Given request
Search the data below for "teorema"; list each line that holds it.

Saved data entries
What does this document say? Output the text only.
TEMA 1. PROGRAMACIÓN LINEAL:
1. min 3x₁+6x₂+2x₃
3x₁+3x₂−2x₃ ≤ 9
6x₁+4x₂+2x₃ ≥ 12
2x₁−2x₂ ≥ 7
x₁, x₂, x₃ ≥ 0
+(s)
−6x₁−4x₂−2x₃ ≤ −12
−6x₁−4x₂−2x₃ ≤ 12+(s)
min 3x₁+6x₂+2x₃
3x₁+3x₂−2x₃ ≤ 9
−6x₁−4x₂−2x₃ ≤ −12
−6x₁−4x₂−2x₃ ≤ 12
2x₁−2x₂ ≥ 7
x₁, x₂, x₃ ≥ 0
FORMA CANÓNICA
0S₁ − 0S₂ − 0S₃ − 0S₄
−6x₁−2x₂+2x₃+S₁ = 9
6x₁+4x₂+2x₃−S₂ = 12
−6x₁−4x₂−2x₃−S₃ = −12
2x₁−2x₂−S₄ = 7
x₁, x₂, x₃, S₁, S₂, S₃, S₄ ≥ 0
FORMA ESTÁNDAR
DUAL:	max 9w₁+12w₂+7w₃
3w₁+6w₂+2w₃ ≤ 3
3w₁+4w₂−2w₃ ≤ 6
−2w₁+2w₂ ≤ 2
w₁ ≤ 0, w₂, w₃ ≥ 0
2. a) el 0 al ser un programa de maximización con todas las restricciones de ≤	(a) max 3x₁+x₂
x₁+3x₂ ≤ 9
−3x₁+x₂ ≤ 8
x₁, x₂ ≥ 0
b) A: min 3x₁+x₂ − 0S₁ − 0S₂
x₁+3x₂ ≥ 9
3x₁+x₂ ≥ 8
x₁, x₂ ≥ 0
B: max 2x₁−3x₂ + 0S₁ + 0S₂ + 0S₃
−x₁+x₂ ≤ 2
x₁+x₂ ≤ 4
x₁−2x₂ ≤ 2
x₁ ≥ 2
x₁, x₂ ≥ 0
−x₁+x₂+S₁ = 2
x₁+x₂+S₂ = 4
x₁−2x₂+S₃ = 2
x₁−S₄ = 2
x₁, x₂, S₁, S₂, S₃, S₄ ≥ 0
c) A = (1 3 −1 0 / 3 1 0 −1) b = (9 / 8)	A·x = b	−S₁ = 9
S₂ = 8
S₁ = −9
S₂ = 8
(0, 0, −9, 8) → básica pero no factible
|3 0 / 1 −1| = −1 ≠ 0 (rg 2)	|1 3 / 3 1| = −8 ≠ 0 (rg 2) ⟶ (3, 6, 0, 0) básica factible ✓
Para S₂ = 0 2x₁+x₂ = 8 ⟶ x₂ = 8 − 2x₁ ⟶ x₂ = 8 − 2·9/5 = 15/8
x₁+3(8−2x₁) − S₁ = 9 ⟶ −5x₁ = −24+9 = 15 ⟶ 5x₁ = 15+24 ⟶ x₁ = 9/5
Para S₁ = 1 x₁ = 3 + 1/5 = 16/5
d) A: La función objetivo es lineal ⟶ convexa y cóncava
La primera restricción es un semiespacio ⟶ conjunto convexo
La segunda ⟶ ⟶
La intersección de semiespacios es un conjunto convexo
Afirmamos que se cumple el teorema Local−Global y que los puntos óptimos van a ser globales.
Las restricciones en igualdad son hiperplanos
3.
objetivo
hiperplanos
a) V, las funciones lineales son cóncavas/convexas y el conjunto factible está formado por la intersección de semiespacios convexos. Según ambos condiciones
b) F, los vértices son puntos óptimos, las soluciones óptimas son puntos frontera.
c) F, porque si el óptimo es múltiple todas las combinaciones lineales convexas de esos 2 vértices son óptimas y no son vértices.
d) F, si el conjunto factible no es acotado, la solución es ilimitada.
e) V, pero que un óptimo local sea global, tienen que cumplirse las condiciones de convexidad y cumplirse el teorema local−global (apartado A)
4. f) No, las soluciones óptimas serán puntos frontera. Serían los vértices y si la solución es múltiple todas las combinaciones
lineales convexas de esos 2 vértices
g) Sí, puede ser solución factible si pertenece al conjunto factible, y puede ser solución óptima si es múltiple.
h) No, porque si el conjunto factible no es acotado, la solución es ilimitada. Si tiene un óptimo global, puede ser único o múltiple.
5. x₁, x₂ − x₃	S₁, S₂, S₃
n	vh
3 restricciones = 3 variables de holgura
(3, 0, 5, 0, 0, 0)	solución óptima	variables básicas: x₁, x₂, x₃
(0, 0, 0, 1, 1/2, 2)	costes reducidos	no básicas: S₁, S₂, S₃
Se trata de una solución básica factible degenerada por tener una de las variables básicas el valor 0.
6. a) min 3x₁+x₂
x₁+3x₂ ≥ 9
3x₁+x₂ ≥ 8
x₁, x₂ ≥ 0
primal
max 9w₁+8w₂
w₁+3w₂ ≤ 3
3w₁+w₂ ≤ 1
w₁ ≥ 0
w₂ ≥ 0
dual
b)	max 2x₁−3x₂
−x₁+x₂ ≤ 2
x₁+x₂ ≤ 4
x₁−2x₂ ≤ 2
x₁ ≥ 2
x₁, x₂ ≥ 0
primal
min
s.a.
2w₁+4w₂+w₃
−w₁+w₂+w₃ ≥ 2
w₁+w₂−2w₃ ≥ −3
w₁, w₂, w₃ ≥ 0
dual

Exercise output
Afirmamos que se cumple el teorema Local−Global y que los puntos óptimos van a ser globales.
e) V, pero que un óptimo local sea global, tienen que cumplirse las condiciones de convexidad y cumplirse el teorema local−global (apartado A)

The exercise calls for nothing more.